[Job]: Exactly as written, quote every line that follows, skipping the images.

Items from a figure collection
☆ ☆ ☆ ☆ ☆

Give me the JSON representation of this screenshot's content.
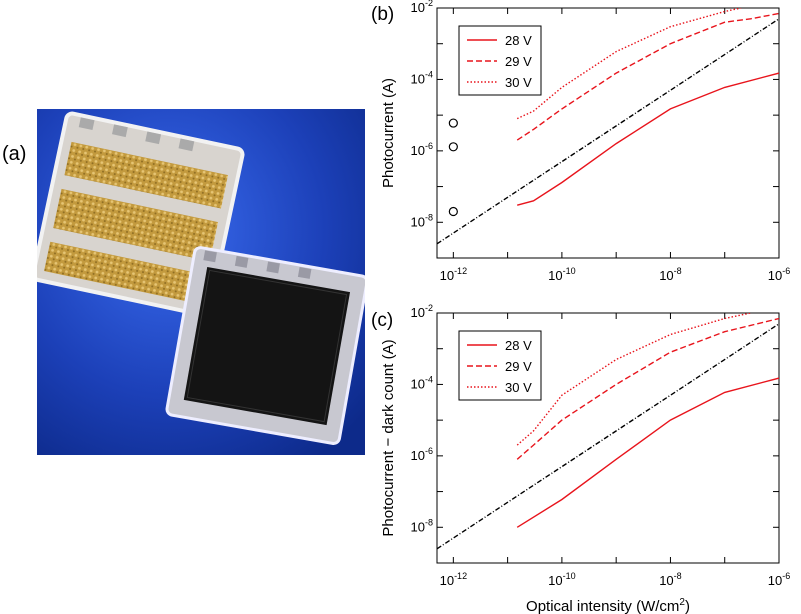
{
  "labels": {
    "panel_a": "(a)",
    "panel_b": "(b)",
    "panel_c": "(c)"
  },
  "colors": {
    "series_red": "#e8141c",
    "reference_line": "#000000",
    "photo_background": "#1a3fb0",
    "gold_pad": "#c9a24a",
    "dark_chip": "#141414"
  },
  "chart_data": [
    {
      "id": "b",
      "type": "line",
      "log_x": true,
      "log_y": true,
      "xlim": [
        5e-13,
        1e-06
      ],
      "ylim": [
        1e-09,
        0.01
      ],
      "x_ticks": [
        1e-12,
        1e-10,
        1e-08,
        1e-06
      ],
      "x_tick_labels": [
        "10^-12",
        "10^-10",
        "10^-8",
        "10^-6"
      ],
      "y_ticks": [
        1e-08,
        1e-06,
        0.0001,
        0.01
      ],
      "y_tick_labels": [
        "10^-8",
        "10^-6",
        "10^-4",
        "10^-2"
      ],
      "ylabel": "Photocurrent (A)",
      "xlabel": "",
      "legend_position": "top-left",
      "series": [
        {
          "name": "28 V",
          "style": "solid",
          "x": [
            1.5e-11,
            3e-11,
            1e-10,
            1e-09,
            1e-08,
            1e-07,
            1e-06
          ],
          "y": [
            3e-08,
            4e-08,
            1.3e-07,
            1.6e-06,
            1.5e-05,
            6e-05,
            0.00015
          ]
        },
        {
          "name": "29 V",
          "style": "dashed",
          "x": [
            1.5e-11,
            3e-11,
            1e-10,
            1e-09,
            1e-08,
            1e-07,
            3e-07,
            1e-06
          ],
          "y": [
            2e-06,
            4e-06,
            1.5e-05,
            0.00015,
            0.001,
            0.004,
            0.005,
            0.007
          ]
        },
        {
          "name": "30 V",
          "style": "dotted",
          "x": [
            1.5e-11,
            3e-11,
            1e-10,
            1e-09,
            1e-08,
            1e-07,
            2e-07
          ],
          "y": [
            8e-06,
            1.3e-05,
            6e-05,
            0.0006,
            0.003,
            0.008,
            0.01
          ]
        },
        {
          "name": "",
          "style": "dashdot-black",
          "x": [
            5e-13,
            1e-06
          ],
          "y": [
            2.5e-09,
            0.005
          ]
        }
      ],
      "markers": {
        "style": "open-circle",
        "x": [
          1e-12,
          1e-12,
          1e-12
        ],
        "y": [
          6e-06,
          1.3e-06,
          2e-08
        ]
      }
    },
    {
      "id": "c",
      "type": "line",
      "log_x": true,
      "log_y": true,
      "xlim": [
        5e-13,
        1e-06
      ],
      "ylim": [
        1e-09,
        0.01
      ],
      "x_ticks": [
        1e-12,
        1e-10,
        1e-08,
        1e-06
      ],
      "x_tick_labels": [
        "10^-12",
        "10^-10",
        "10^-8",
        "10^-6"
      ],
      "y_ticks": [
        1e-08,
        1e-06,
        0.0001,
        0.01
      ],
      "y_tick_labels": [
        "10^-8",
        "10^-6",
        "10^-4",
        "10^-2"
      ],
      "ylabel": "Photocurrent − dark count (A)",
      "xlabel": "Optical intensity (W/cm^2)",
      "legend_position": "top-left",
      "series": [
        {
          "name": "28 V",
          "style": "solid",
          "x": [
            1.5e-11,
            1e-10,
            1e-09,
            1e-08,
            1e-07,
            1e-06
          ],
          "y": [
            1e-08,
            6e-08,
            8e-07,
            1e-05,
            6e-05,
            0.00015
          ]
        },
        {
          "name": "29 V",
          "style": "dashed",
          "x": [
            1.5e-11,
            3e-11,
            1e-10,
            1e-09,
            1e-08,
            1e-07,
            1e-06
          ],
          "y": [
            8e-07,
            2e-06,
            1e-05,
            0.0001,
            0.0008,
            0.003,
            0.007
          ]
        },
        {
          "name": "30 V",
          "style": "dotted",
          "x": [
            1.5e-11,
            3e-11,
            1e-10,
            1e-09,
            1e-08,
            1e-07,
            3e-07
          ],
          "y": [
            2e-06,
            5e-06,
            5e-05,
            0.0005,
            0.0025,
            0.007,
            0.01
          ]
        },
        {
          "name": "",
          "style": "dashdot-black",
          "x": [
            5e-13,
            1e-06
          ],
          "y": [
            2.5e-09,
            0.005
          ]
        }
      ]
    }
  ]
}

☆ ☆ ☆ ☆ ☆

[Expected output]:
Give me the JSON representation of this screenshot's content.
{
  "labels": {
    "panel_a": "(a)",
    "panel_b": "(b)",
    "panel_c": "(c)"
  },
  "colors": {
    "series_red": "#e8141c",
    "reference_line": "#000000",
    "photo_background": "#1a3fb0",
    "gold_pad": "#c9a24a",
    "dark_chip": "#141414"
  },
  "chart_data": [
    {
      "id": "b",
      "type": "line",
      "log_x": true,
      "log_y": true,
      "xlim": [
        5e-13,
        1e-06
      ],
      "ylim": [
        1e-09,
        0.01
      ],
      "x_ticks": [
        1e-12,
        1e-10,
        1e-08,
        1e-06
      ],
      "x_tick_labels": [
        "10^-12",
        "10^-10",
        "10^-8",
        "10^-6"
      ],
      "y_ticks": [
        1e-08,
        1e-06,
        0.0001,
        0.01
      ],
      "y_tick_labels": [
        "10^-8",
        "10^-6",
        "10^-4",
        "10^-2"
      ],
      "ylabel": "Photocurrent (A)",
      "xlabel": "",
      "legend_position": "top-left",
      "series": [
        {
          "name": "28 V",
          "style": "solid",
          "x": [
            1.5e-11,
            3e-11,
            1e-10,
            1e-09,
            1e-08,
            1e-07,
            1e-06
          ],
          "y": [
            3e-08,
            4e-08,
            1.3e-07,
            1.6e-06,
            1.5e-05,
            6e-05,
            0.00015
          ]
        },
        {
          "name": "29 V",
          "style": "dashed",
          "x": [
            1.5e-11,
            3e-11,
            1e-10,
            1e-09,
            1e-08,
            1e-07,
            3e-07,
            1e-06
          ],
          "y": [
            2e-06,
            4e-06,
            1.5e-05,
            0.00015,
            0.001,
            0.004,
            0.005,
            0.007
          ]
        },
        {
          "name": "30 V",
          "style": "dotted",
          "x": [
            1.5e-11,
            3e-11,
            1e-10,
            1e-09,
            1e-08,
            1e-07,
            2e-07
          ],
          "y": [
            8e-06,
            1.3e-05,
            6e-05,
            0.0006,
            0.003,
            0.008,
            0.01
          ]
        },
        {
          "name": "",
          "style": "dashdot-black",
          "x": [
            5e-13,
            1e-06
          ],
          "y": [
            2.5e-09,
            0.005
          ]
        }
      ],
      "markers": {
        "style": "open-circle",
        "x": [
          1e-12,
          1e-12,
          1e-12
        ],
        "y": [
          6e-06,
          1.3e-06,
          2e-08
        ]
      }
    },
    {
      "id": "c",
      "type": "line",
      "log_x": true,
      "log_y": true,
      "xlim": [
        5e-13,
        1e-06
      ],
      "ylim": [
        1e-09,
        0.01
      ],
      "x_ticks": [
        1e-12,
        1e-10,
        1e-08,
        1e-06
      ],
      "x_tick_labels": [
        "10^-12",
        "10^-10",
        "10^-8",
        "10^-6"
      ],
      "y_ticks": [
        1e-08,
        1e-06,
        0.0001,
        0.01
      ],
      "y_tick_labels": [
        "10^-8",
        "10^-6",
        "10^-4",
        "10^-2"
      ],
      "ylabel": "Photocurrent − dark count (A)",
      "xlabel": "Optical intensity (W/cm^2)",
      "legend_position": "top-left",
      "series": [
        {
          "name": "28 V",
          "style": "solid",
          "x": [
            1.5e-11,
            1e-10,
            1e-09,
            1e-08,
            1e-07,
            1e-06
          ],
          "y": [
            1e-08,
            6e-08,
            8e-07,
            1e-05,
            6e-05,
            0.00015
          ]
        },
        {
          "name": "29 V",
          "style": "dashed",
          "x": [
            1.5e-11,
            3e-11,
            1e-10,
            1e-09,
            1e-08,
            1e-07,
            1e-06
          ],
          "y": [
            8e-07,
            2e-06,
            1e-05,
            0.0001,
            0.0008,
            0.003,
            0.007
          ]
        },
        {
          "name": "30 V",
          "style": "dotted",
          "x": [
            1.5e-11,
            3e-11,
            1e-10,
            1e-09,
            1e-08,
            1e-07,
            3e-07
          ],
          "y": [
            2e-06,
            5e-06,
            5e-05,
            0.0005,
            0.0025,
            0.007,
            0.01
          ]
        },
        {
          "name": "",
          "style": "dashdot-black",
          "x": [
            5e-13,
            1e-06
          ],
          "y": [
            2.5e-09,
            0.005
          ]
        }
      ]
    }
  ]
}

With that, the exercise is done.